Nothing but the lines from the one containing "OCR this image." through the last line of the records below should be copied, exactly and without pictures.

### Provided material
+++++

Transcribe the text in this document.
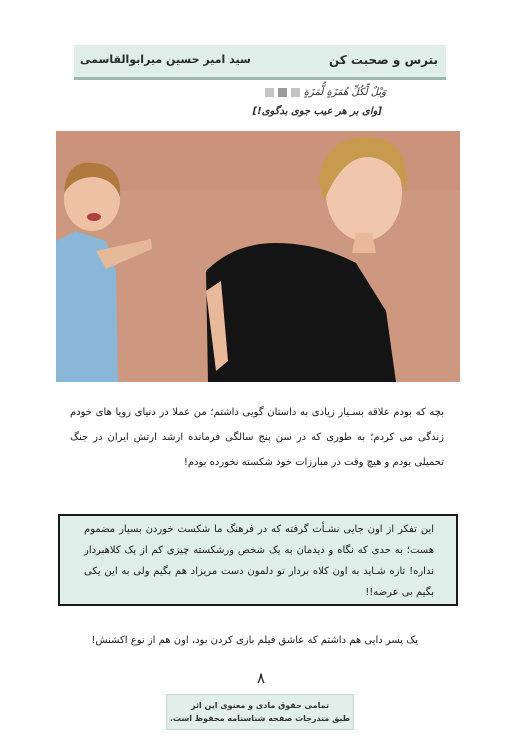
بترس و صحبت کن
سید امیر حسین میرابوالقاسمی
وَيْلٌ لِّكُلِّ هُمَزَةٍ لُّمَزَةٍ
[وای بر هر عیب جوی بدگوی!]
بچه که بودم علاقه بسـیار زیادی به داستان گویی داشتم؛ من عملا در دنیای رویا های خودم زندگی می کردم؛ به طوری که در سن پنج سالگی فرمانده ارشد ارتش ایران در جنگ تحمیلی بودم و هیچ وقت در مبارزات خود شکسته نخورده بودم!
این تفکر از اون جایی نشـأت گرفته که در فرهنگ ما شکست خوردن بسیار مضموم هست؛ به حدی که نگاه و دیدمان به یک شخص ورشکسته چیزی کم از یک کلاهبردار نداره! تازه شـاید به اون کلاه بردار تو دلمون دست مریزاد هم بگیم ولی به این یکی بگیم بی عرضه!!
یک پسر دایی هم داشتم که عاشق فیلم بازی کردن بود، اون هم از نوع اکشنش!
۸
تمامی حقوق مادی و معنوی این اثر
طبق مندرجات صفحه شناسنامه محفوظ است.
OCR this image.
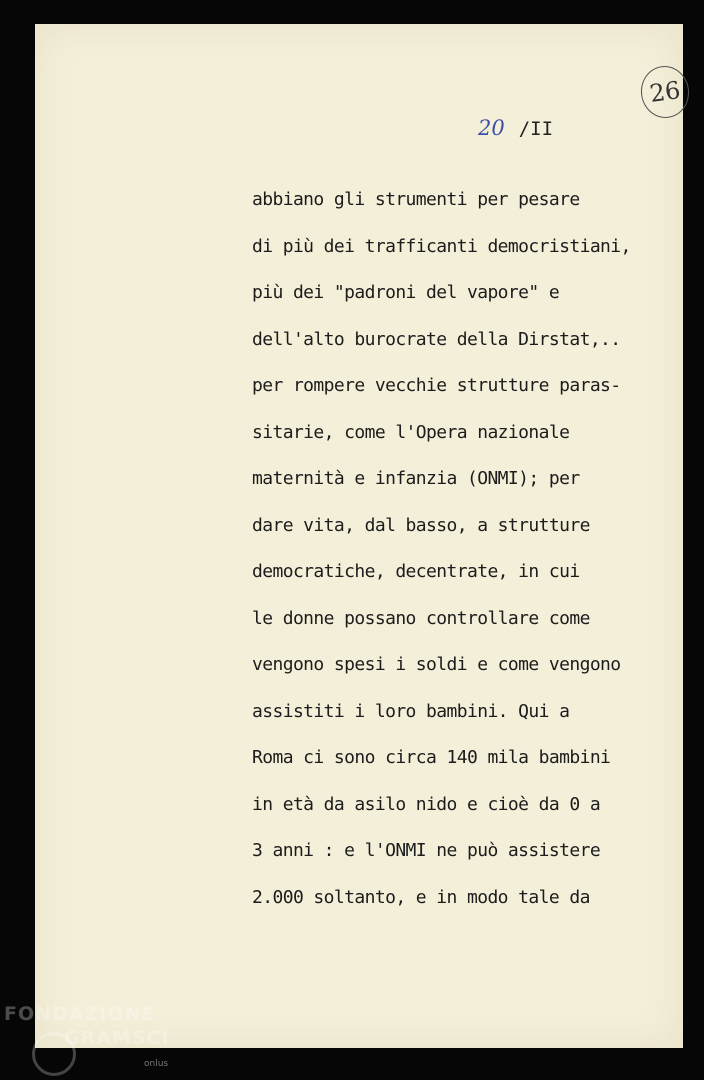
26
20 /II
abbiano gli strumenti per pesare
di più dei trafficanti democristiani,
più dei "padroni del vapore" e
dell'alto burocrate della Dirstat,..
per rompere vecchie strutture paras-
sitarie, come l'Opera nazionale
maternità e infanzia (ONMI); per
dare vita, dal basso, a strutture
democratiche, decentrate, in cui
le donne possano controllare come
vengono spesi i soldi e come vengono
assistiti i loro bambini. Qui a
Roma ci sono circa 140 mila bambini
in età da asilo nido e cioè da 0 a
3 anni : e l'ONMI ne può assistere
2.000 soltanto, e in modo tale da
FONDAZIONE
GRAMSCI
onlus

+++++

### Answer to this problem
OCR this image.
26
20 /II
abbiano gli strumenti per pesare
di più dei trafficanti democristiani,
più dei "padroni del vapore" e
dell'alto burocrate della Dirstat,..
per rompere vecchie strutture paras-
sitarie, come l'Opera nazionale
maternità e infanzia (ONMI); per
dare vita, dal basso, a strutture
democratiche, decentrate, in cui
le donne possano controllare come
vengono spesi i soldi e come vengono
assistiti i loro bambini. Qui a
Roma ci sono circa 140 mila bambini
in età da asilo nido e cioè da 0 a
3 anni : e l'ONMI ne può assistere
2.000 soltanto, e in modo tale da
FONDAZIONE
GRAMSCI
onlus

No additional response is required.